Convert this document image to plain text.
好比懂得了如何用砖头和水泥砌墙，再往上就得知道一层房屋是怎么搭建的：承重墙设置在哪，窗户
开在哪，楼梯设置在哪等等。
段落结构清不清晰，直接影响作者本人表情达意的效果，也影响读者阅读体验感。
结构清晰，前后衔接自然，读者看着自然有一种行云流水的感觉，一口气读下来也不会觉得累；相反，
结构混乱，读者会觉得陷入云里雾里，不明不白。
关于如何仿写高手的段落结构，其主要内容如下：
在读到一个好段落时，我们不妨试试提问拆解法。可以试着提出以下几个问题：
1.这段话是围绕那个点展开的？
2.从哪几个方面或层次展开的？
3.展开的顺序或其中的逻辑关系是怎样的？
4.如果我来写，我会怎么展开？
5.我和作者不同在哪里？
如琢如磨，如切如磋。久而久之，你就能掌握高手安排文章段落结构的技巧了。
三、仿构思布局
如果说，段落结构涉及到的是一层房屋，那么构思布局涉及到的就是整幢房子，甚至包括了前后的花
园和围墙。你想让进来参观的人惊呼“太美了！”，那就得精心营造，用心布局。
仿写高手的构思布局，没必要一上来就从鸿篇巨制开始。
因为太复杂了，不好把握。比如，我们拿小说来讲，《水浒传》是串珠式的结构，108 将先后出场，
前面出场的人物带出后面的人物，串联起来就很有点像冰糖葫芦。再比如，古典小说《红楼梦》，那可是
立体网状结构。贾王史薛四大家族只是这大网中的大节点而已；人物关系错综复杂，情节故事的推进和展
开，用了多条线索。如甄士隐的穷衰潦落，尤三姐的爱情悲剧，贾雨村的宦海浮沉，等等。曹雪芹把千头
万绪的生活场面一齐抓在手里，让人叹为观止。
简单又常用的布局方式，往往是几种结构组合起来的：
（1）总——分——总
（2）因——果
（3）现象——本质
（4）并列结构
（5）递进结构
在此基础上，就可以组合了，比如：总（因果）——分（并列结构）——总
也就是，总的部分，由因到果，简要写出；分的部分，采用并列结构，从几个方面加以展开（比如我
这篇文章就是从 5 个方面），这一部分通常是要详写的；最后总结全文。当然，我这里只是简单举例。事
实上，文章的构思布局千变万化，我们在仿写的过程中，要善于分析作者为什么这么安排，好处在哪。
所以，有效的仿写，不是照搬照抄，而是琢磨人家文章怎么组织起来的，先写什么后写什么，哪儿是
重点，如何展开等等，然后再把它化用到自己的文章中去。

**REQUIREMENT**.
Restate each record exactly as written.

**PROBLEM SOLUTION**.
Convert this document image to plain text.
好比懂得了如何用砖头和水泥砌墙，再往上就得知道一层房屋是怎么搭建的：承重墙设置在哪，窗户
开在哪，楼梯设置在哪等等。
段落结构清不清晰，直接影响作者本人表情达意的效果，也影响读者阅读体验感。
结构清晰，前后衔接自然，读者看着自然有一种行云流水的感觉，一口气读下来也不会觉得累；相反，
结构混乱，读者会觉得陷入云里雾里，不明不白。
关于如何仿写高手的段落结构，其主要内容如下：
在读到一个好段落时，我们不妨试试提问拆解法。可以试着提出以下几个问题：
1.这段话是围绕那个点展开的？
2.从哪几个方面或层次展开的？
3.展开的顺序或其中的逻辑关系是怎样的？
4.如果我来写，我会怎么展开？
5.我和作者不同在哪里？
如琢如磨，如切如磋。久而久之，你就能掌握高手安排文章段落结构的技巧了。
三、仿构思布局
如果说，段落结构涉及到的是一层房屋，那么构思布局涉及到的就是整幢房子，甚至包括了前后的花
园和围墙。你想让进来参观的人惊呼“太美了！”，那就得精心营造，用心布局。
仿写高手的构思布局，没必要一上来就从鸿篇巨制开始。
因为太复杂了，不好把握。比如，我们拿小说来讲，《水浒传》是串珠式的结构，108 将先后出场，
前面出场的人物带出后面的人物，串联起来就很有点像冰糖葫芦。再比如，古典小说《红楼梦》，那可是
立体网状结构。贾王史薛四大家族只是这大网中的大节点而已；人物关系错综复杂，情节故事的推进和展
开，用了多条线索。如甄士隐的穷衰潦落，尤三姐的爱情悲剧，贾雨村的宦海浮沉，等等。曹雪芹把千头
万绪的生活场面一齐抓在手里，让人叹为观止。
简单又常用的布局方式，往往是几种结构组合起来的：
（1）总——分——总
（2）因——果
（3）现象——本质
（4）并列结构
（5）递进结构
在此基础上，就可以组合了，比如：总（因果）——分（并列结构）——总
也就是，总的部分，由因到果，简要写出；分的部分，采用并列结构，从几个方面加以展开（比如我
这篇文章就是从 5 个方面），这一部分通常是要详写的；最后总结全文。当然，我这里只是简单举例。事
实上，文章的构思布局千变万化，我们在仿写的过程中，要善于分析作者为什么这么安排，好处在哪。
所以，有效的仿写，不是照搬照抄，而是琢磨人家文章怎么组织起来的，先写什么后写什么，哪儿是
重点，如何展开等等，然后再把它化用到自己的文章中去。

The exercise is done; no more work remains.